Set task:
Tally how many lines of these entries hold the string "française". Return the number alone.

Input:
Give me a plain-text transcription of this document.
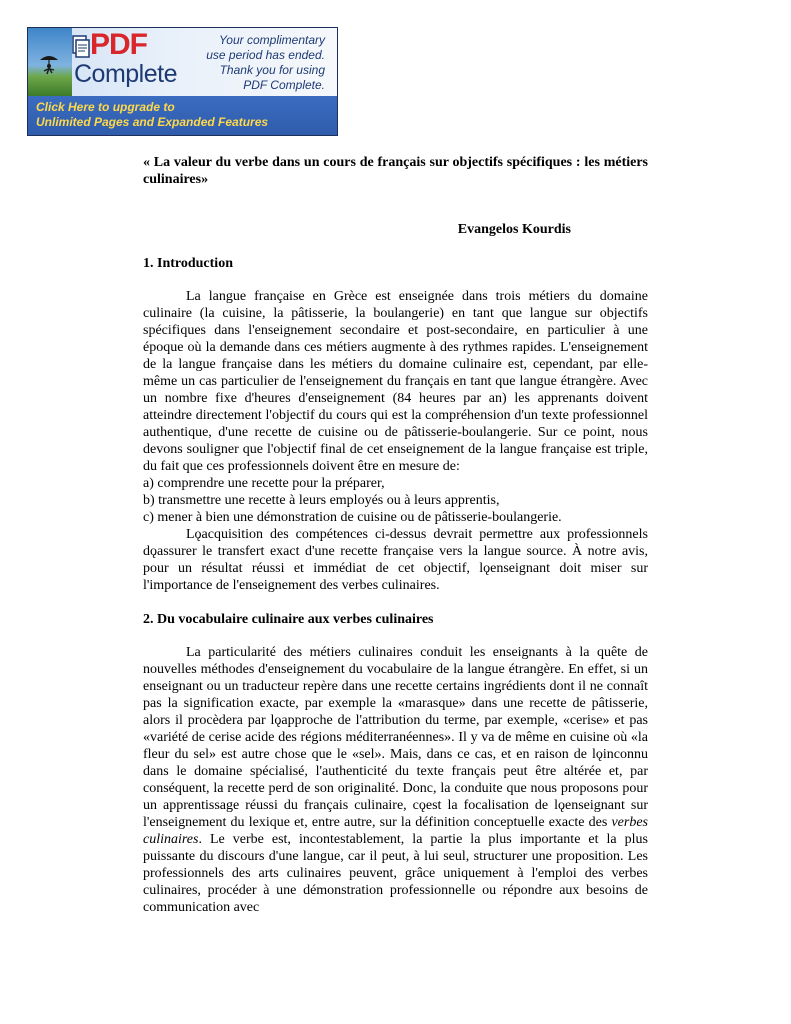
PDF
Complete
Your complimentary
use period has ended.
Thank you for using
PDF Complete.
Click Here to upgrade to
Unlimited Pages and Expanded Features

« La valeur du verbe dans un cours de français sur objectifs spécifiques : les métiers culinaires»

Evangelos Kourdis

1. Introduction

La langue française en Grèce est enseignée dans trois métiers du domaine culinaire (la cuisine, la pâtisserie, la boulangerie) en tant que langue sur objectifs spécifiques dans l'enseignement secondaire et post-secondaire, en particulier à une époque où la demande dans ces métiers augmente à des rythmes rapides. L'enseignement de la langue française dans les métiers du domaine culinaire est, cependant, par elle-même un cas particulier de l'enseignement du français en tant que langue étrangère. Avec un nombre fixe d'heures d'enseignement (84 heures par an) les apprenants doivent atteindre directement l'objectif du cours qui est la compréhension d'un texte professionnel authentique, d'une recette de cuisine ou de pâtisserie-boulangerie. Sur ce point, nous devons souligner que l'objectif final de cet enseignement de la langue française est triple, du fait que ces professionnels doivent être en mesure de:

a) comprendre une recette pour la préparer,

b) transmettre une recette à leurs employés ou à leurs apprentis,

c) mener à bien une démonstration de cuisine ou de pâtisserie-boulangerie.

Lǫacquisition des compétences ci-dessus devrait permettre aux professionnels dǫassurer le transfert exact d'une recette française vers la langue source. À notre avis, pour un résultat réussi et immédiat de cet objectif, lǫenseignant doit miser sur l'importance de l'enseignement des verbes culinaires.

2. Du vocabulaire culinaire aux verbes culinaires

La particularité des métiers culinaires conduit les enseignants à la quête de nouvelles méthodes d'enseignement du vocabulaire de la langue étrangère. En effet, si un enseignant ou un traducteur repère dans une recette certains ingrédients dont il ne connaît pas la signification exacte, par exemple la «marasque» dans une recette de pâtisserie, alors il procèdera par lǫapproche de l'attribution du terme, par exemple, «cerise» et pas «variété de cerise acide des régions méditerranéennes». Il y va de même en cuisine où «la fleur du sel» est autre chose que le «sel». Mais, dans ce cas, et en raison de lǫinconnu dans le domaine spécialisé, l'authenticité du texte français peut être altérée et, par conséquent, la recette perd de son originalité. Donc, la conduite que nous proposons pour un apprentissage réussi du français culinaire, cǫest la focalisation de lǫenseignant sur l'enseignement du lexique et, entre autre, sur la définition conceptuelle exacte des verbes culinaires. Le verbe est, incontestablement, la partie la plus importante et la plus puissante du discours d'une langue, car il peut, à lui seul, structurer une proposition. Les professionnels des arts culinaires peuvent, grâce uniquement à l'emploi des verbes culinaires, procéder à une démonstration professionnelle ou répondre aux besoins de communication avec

Response to this exercise:
2